— DOCUMENT EXTRACT —
►
Our submission is a tool that implements the algorithm given in the paper Abstracting Failure Inducing Inputs.
We provide the virtual machine ddset which contains the complete artifacts necessary to reproduce our findings. We describe the process of invoking the virtual machine below.
We also note that if you are unable to download the vagrant box (it is 7.3 GB), you can also take a look at a complete worked out example as a Jupyter notebook given here (hosted on Github).
We used vagrant 2.2.7, and VirtualBox 5.2.18.
All experiments done on a host system with 15 GB RAM, and the VM was allocated 8 GB RAM.
First, please make sure that the port 8888 is not in use. Our VM forward its local port 8888 to the host machine.
Next, download the vagrant box from the following DOI:
This produces a file called ddset.box
which is 7.3 GB in size, and should have
the following md5 checksum. (The commands in the host system are indicated by
leading $
and the other lines indicate the expected output).
$ du -ksh ddset.box
7,4G ddset.box
$ md5sum ddset.box
3fa1ef8cbeaef2ebf5cbe62263a2dbe0 ddset.box
The vagrant box can be imported as follows:
$ vagrant box add ddset ./ddset.box
==> box: Box file was not detected as metadata. Adding it directly...
==> box: Adding box 'ddset' (v0) for provider:
box: Unpacking necessary files from: file:///path/to/ddset/ddset.box
==> box: Successfully added box 'ddset' (v0) for 'virtualbox'!
$ vagrant init ddset
A `Vagrantfile` has been placed in this directory. You are now
ready to `vagrant up` your first virtual environment! Please read
the comments in the Vagrantfile as well as documentation on
`vagrantup.com` for more information on using Vagrant.
$ vagrant up
Bringing machine 'default' up with 'virtualbox' provider...
==> default: Importing base box 'ddset'...
==> default: Matching MAC address for NAT networking...
==> default: Setting the name of the VM: ddset_default_1587934454463_17567
==> default: Clearing any previously set network interfaces...
==> default: Preparing network interfaces based on configuration...
default: Adapter 1: nat
==> default: Forwarding ports...
default: 8888 (guest) => 8888 (host) (adapter 1)
default: 22 (guest) => 2222 (host) (adapter 1)
==> default: Running 'pre-boot' VM customizations...
==> default: Booting VM...
==> default: Waiting for machine to boot. This may take a few minutes...
default: SSH address: 127.0.0.1:2222
default: SSH username: vagrant
default: SSH auth method: private key
==> default: Machine booted and ready!
==> default: Checking for guest additions in VM...
==> default: Mounting shared folders...
default: /vagrant => /path/to/ddset
The commands inside the guest system are indicated by a vm$
prefix.
$ vagrant ssh
vm$ free -g
total used free shared buff/cache available
Mem: 7 0 7 0 0 7
Swap: 1 0 1
vm$ ls
ddset ddset.tar startjupyter.sh
The main experiments are in ddset
directory in the VM,
which contains the code to reproduce our results. The same directory contains
src/DDSet.ipynb which contains the
complete algorithm explained and worked out in one simple and one complex
example in a Jupyter notebook. It can be viewed through
either the virtual box as explained below, or can be directly viewed using any
of the Jupyter notebook viewers including VSCode, or github (from this link).
◄
— MATERIAL —
►
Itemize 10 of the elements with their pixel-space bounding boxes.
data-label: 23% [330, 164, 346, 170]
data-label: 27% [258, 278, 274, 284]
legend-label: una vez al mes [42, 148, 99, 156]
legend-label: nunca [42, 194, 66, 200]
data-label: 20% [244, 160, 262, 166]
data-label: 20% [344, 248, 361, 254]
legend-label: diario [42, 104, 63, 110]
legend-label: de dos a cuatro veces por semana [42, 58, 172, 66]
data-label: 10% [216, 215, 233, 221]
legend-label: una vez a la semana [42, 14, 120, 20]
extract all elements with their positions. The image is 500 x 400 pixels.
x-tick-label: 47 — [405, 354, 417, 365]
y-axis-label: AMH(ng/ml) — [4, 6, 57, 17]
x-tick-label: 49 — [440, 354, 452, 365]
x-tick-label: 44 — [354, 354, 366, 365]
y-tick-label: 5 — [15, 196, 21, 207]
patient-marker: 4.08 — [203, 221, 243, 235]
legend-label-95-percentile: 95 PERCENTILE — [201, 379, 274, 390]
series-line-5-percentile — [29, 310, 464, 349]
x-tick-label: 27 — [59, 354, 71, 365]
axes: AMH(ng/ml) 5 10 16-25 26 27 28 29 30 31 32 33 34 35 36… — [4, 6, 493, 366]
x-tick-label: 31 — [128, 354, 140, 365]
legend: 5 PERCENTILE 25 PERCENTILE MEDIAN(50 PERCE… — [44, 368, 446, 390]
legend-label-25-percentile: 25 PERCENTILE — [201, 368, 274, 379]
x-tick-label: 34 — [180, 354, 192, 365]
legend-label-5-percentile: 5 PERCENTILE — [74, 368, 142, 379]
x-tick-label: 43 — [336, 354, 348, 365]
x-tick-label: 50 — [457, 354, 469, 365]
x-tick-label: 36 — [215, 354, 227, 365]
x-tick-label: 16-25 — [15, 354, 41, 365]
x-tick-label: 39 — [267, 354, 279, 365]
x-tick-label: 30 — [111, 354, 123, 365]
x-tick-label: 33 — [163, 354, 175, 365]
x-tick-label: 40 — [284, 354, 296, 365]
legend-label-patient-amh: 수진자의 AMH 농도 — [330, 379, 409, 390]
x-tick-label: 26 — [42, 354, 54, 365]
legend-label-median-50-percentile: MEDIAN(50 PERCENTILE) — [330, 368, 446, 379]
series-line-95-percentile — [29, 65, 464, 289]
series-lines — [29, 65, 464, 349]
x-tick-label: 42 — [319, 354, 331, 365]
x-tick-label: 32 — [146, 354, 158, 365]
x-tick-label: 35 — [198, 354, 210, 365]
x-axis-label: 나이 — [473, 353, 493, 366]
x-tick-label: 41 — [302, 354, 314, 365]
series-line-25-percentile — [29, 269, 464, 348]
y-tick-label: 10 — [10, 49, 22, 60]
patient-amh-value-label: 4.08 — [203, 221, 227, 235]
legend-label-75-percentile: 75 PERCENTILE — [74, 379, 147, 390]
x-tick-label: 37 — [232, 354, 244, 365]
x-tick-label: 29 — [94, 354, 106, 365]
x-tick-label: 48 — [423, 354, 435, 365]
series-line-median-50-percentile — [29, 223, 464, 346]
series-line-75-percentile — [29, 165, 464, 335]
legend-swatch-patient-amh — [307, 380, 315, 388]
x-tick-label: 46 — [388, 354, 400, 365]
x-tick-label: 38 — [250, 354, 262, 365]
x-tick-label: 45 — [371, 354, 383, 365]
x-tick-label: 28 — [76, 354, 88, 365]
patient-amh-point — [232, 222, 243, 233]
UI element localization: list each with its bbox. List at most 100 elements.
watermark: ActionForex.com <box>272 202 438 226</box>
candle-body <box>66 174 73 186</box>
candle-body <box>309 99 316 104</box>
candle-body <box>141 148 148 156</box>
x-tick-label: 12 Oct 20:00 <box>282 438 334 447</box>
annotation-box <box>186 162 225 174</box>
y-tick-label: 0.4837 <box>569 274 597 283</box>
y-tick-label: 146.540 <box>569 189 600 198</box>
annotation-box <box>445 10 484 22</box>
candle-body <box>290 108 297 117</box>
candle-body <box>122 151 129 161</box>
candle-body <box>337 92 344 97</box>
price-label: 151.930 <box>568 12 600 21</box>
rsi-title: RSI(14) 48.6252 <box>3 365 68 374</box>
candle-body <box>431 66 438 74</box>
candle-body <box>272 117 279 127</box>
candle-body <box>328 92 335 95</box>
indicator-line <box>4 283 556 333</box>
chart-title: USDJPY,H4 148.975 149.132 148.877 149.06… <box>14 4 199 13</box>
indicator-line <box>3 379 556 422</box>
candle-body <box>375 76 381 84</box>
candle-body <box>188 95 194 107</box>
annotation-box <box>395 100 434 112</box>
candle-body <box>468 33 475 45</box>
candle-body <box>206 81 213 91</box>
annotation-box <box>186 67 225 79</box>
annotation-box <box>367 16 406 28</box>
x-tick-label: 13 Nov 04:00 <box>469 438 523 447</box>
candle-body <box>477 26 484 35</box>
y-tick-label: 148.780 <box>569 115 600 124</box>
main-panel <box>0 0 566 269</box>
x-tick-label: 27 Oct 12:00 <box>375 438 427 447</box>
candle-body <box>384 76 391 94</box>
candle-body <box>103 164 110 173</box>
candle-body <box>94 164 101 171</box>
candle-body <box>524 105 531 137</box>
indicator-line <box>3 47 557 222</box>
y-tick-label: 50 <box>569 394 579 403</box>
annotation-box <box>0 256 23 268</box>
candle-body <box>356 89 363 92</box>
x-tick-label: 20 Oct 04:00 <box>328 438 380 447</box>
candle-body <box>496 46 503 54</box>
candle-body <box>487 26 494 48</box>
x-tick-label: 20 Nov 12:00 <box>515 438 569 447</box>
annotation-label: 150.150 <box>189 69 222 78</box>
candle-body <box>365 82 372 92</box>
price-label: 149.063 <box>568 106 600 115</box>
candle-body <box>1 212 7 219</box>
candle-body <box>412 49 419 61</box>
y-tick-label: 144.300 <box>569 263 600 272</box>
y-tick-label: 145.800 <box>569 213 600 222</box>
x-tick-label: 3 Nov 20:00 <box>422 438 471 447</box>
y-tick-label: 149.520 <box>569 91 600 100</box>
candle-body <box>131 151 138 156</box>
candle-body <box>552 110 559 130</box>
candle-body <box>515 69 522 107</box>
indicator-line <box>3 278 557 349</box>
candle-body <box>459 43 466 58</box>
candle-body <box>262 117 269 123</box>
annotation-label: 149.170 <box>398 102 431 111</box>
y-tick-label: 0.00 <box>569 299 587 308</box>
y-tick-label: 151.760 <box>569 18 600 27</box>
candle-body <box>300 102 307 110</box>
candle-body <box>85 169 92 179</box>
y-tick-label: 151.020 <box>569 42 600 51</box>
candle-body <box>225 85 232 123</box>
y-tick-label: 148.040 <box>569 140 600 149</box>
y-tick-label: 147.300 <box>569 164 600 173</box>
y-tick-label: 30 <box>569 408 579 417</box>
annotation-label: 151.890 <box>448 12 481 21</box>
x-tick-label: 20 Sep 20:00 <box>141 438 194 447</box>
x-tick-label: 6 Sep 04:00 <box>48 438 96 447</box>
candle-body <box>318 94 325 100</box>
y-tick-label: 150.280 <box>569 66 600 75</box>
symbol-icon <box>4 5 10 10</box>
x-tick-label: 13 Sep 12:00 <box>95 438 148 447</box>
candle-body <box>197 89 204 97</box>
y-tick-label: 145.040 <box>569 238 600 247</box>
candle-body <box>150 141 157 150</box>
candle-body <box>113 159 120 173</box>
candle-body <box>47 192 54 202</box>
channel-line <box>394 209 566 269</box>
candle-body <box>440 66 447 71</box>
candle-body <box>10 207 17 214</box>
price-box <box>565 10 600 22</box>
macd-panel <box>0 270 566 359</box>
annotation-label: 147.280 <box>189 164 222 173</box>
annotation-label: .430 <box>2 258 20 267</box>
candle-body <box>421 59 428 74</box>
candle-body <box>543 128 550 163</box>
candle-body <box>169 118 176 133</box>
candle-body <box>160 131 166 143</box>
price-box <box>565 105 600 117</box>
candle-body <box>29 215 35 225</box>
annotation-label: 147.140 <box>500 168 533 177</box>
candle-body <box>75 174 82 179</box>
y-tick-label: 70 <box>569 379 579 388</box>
◄
— EXERCISE DETAILS —
Restate word for word the part of the setup guide between "default: Adapter 1: nat" and "a few minutes...", inclusive. The data that comes after the setup guide is separate material.

— IN RESPONSE —
default: Adapter 1: nat
==> default: Forwarding ports...
default: 8888 (guest) => 8888 (host) (adapter 1)
default: 22 (guest) => 2222 (host) (adapter 1)
==> default: Running 'pre-boot' VM customizations...
==> default: Booting VM...
==> default: Waiting for machine to boot. This may take a few minutes...